## WHAT NEEDS TO BE DONE
Here are some records. Copy each one exactly.
** START PROVIDED ENTRIES **
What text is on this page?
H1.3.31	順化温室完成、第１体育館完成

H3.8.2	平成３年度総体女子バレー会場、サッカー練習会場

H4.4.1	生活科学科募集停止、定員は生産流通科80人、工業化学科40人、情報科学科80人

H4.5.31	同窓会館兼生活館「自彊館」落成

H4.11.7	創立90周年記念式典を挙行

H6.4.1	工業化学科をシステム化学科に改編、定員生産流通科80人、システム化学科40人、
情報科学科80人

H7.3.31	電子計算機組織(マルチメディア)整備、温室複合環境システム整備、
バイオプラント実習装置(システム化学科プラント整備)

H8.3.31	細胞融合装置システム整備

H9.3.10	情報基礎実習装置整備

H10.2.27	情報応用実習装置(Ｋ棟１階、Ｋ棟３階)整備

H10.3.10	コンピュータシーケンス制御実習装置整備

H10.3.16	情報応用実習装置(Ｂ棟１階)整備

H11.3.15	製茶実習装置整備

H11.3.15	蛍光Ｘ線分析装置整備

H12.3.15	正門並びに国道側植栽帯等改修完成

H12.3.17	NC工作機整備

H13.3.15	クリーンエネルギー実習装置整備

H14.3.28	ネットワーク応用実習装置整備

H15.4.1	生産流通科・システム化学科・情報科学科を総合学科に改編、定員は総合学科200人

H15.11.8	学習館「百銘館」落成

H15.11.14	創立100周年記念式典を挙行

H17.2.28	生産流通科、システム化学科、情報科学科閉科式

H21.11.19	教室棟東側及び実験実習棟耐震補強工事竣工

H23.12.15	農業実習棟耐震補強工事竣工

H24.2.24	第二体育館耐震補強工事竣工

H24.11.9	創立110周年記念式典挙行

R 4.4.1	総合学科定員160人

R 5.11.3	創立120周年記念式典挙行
** END PROVIDED ENTRIES **
## FULL RESPONSE
What text is on this page?
H1.3.31	順化温室完成、第１体育館完成

H3.8.2	平成３年度総体女子バレー会場、サッカー練習会場

H4.4.1	生活科学科募集停止、定員は生産流通科80人、工業化学科40人、情報科学科80人

H4.5.31	同窓会館兼生活館「自彊館」落成

H4.11.7	創立90周年記念式典を挙行

H6.4.1	工業化学科をシステム化学科に改編、定員生産流通科80人、システム化学科40人、
情報科学科80人

H7.3.31	電子計算機組織(マルチメディア)整備、温室複合環境システム整備、
バイオプラント実習装置(システム化学科プラント整備)

H8.3.31	細胞融合装置システム整備

H9.3.10	情報基礎実習装置整備

H10.2.27	情報応用実習装置(Ｋ棟１階、Ｋ棟３階)整備

H10.3.10	コンピュータシーケンス制御実習装置整備

H10.3.16	情報応用実習装置(Ｂ棟１階)整備

H11.3.15	製茶実習装置整備

H11.3.15	蛍光Ｘ線分析装置整備

H12.3.15	正門並びに国道側植栽帯等改修完成

H12.3.17	NC工作機整備

H13.3.15	クリーンエネルギー実習装置整備

H14.3.28	ネットワーク応用実習装置整備

H15.4.1	生産流通科・システム化学科・情報科学科を総合学科に改編、定員は総合学科200人

H15.11.8	学習館「百銘館」落成

H15.11.14	創立100周年記念式典を挙行

H17.2.28	生産流通科、システム化学科、情報科学科閉科式

H21.11.19	教室棟東側及び実験実習棟耐震補強工事竣工

H23.12.15	農業実習棟耐震補強工事竣工

H24.2.24	第二体育館耐震補強工事竣工

H24.11.9	創立110周年記念式典挙行

R 4.4.1	総合学科定員160人

R 5.11.3	創立120周年記念式典挙行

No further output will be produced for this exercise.